■ TASK INSTRUCTIONS
Reproduce the oil sands seismic passage word for word, from "Oil sands seismic data should" to "contrast (Figure 6).".

There are a few key concepts that make oil sands seismic data much different than conventional seismic data:

The seismic stack should not be used to interpret McMurray reservoir properties.

  • Key McMurray reservoir properties, such as porosity, lithology or Vshale and saturation are not correlated to P-impedance (Figure 1). Therefore, attributes that are related to P-impedance, such as the stack, intercept, or P-impedance inversions, should not be used to interpret McMurray reservoirs.

The McMurray reservoir should be interpreted using density.

  • Key McMurray reservoir properties, such as porosity, lithology or Vshale and saturation are correlated to density (Figure 1). Therefore, attributes that are related to density, such as density reflectivity, density inversion and ultra-far angle stacks, should be used to interpret McMurray reservoirs.

Oil sands seismic data should be processed using azimuthal velocities.

The Early Cretaceous McMurray Formation – Devonian unconformity interface is a sizeable 100% (2400 m/s to 4800 m/s) velocity contrast (Figure 6).

  • The McMurray reservoir is shallow with a variable depth ranging over 160m – 260m in this area.

■ DATASET SECTION
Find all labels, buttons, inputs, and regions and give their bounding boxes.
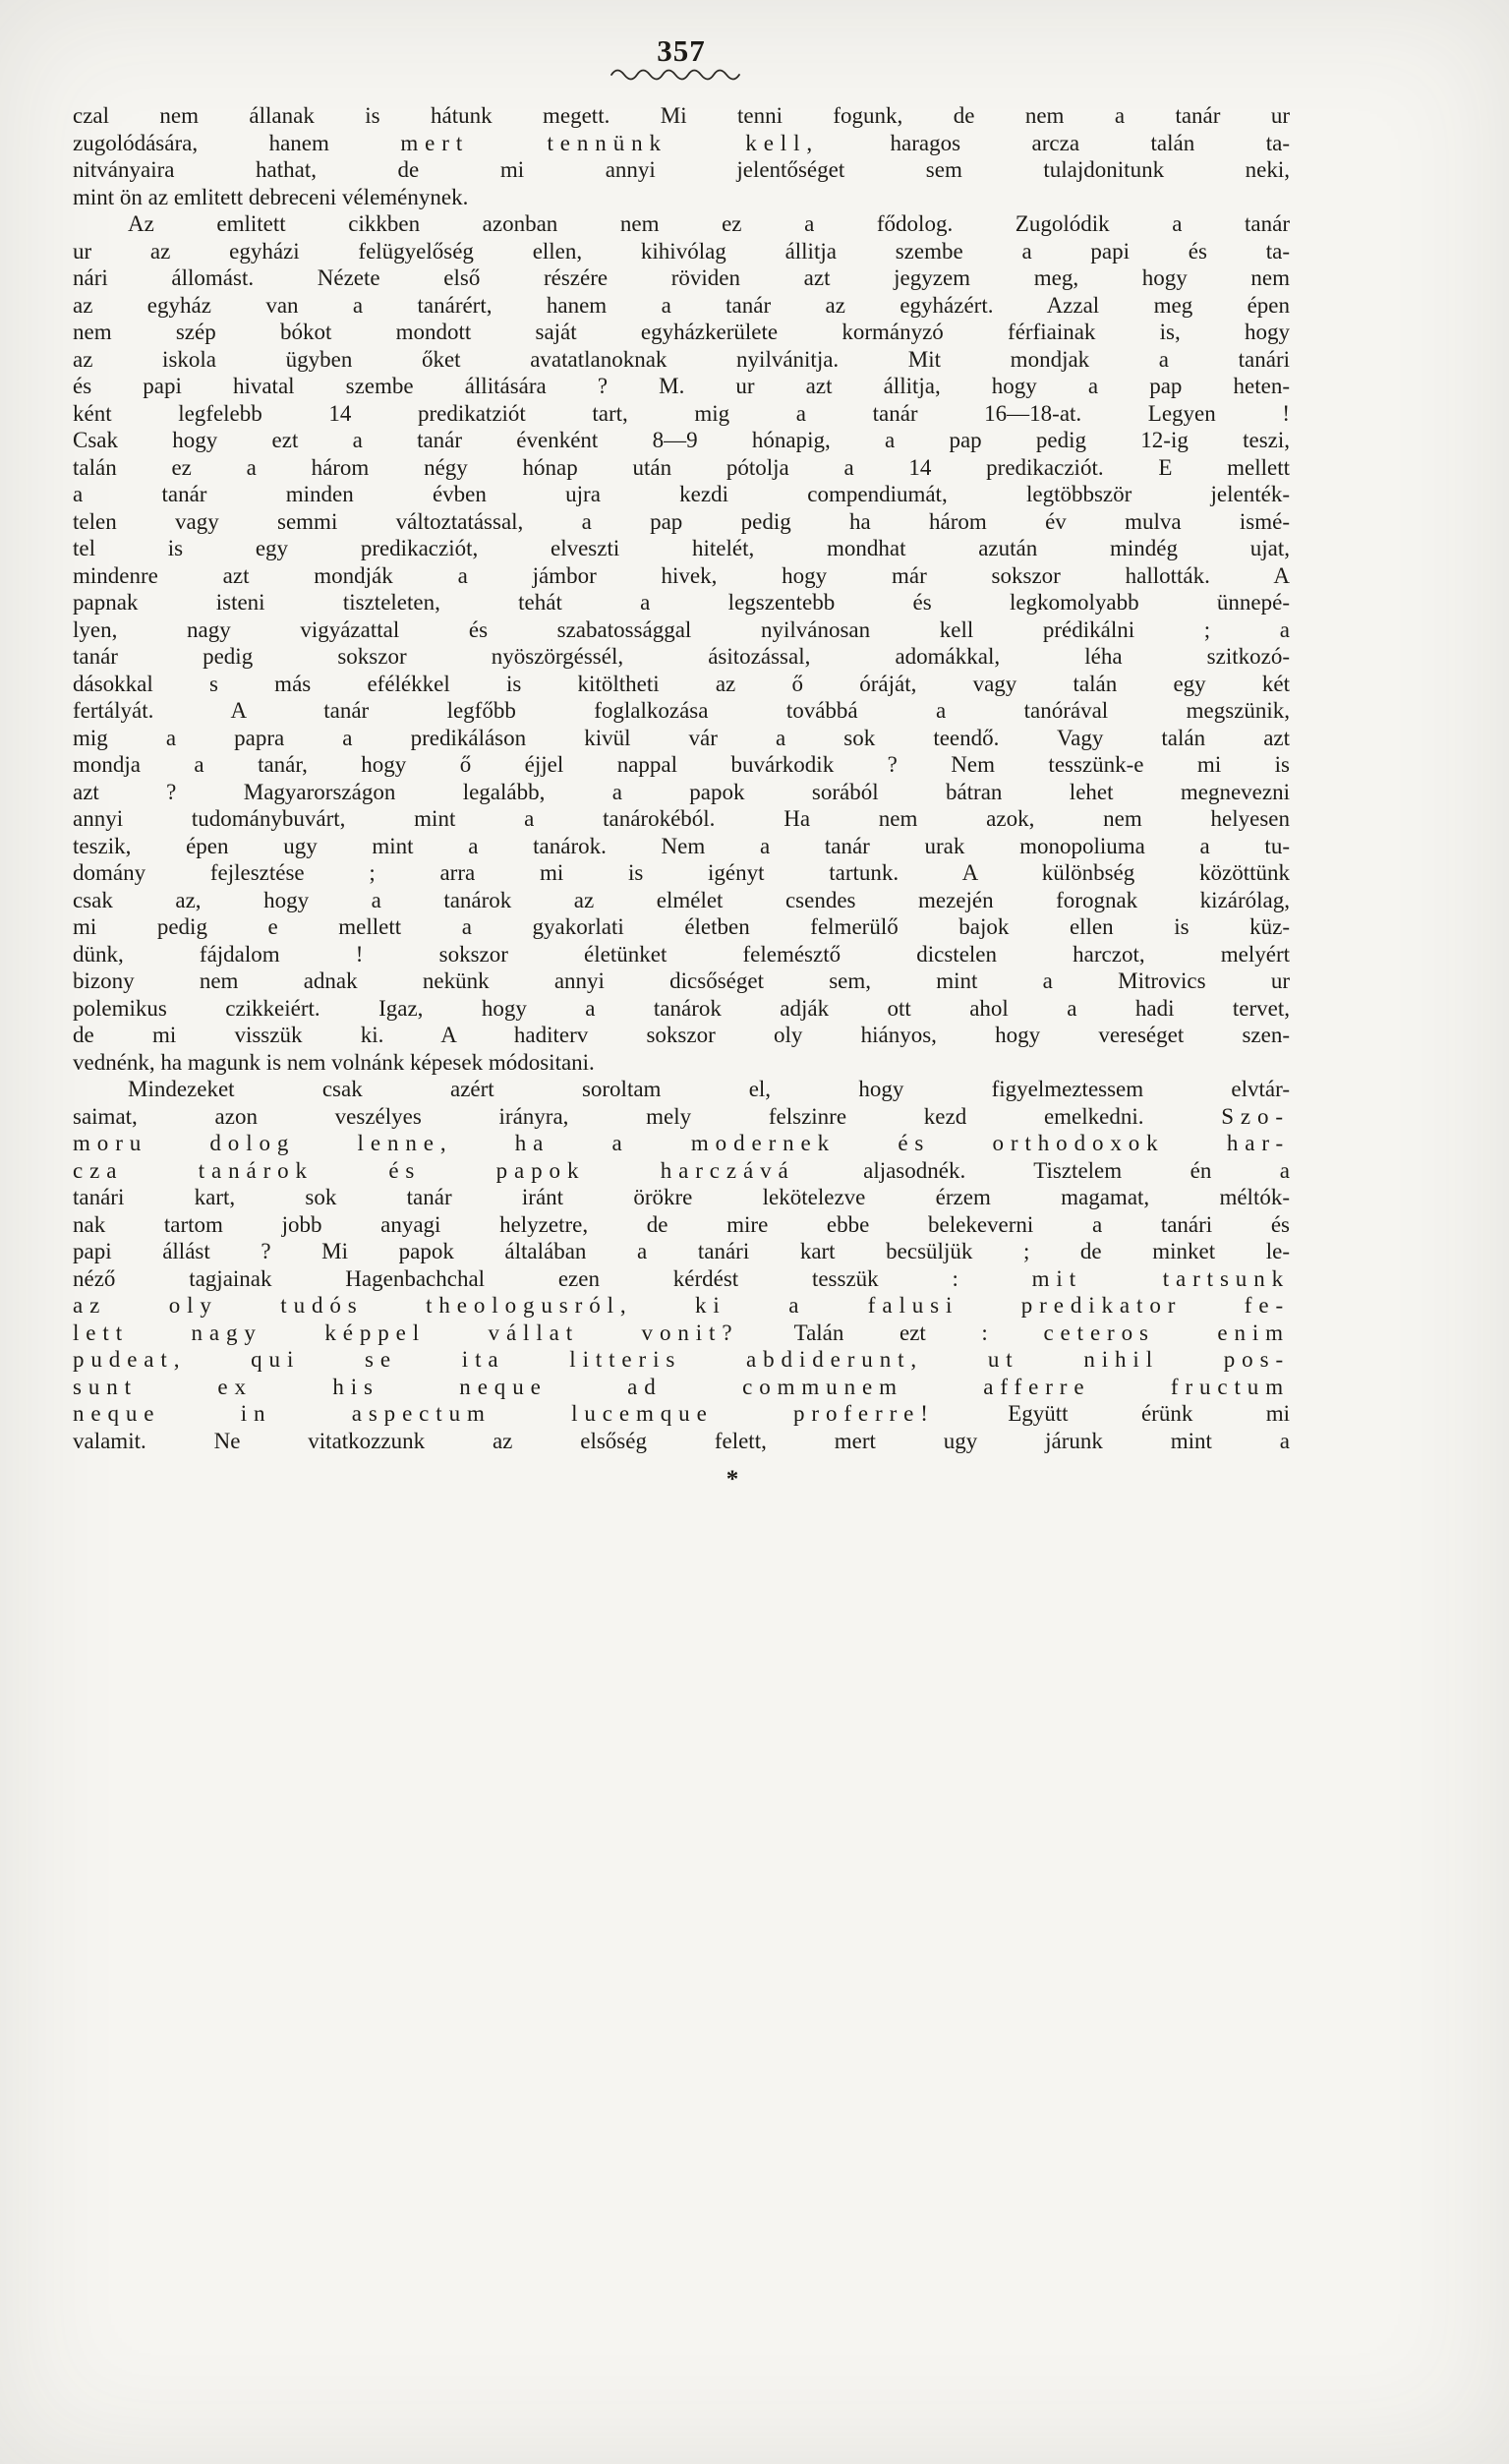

■ THE RESULT
Oil sands seismic data should be processed using azimuthal velocities.

The Early Cretaceous McMurray Formation – Devonian unconformity interface is a sizeable 100% (2400 m/s to 4800 m/s) velocity contrast (Figure 6).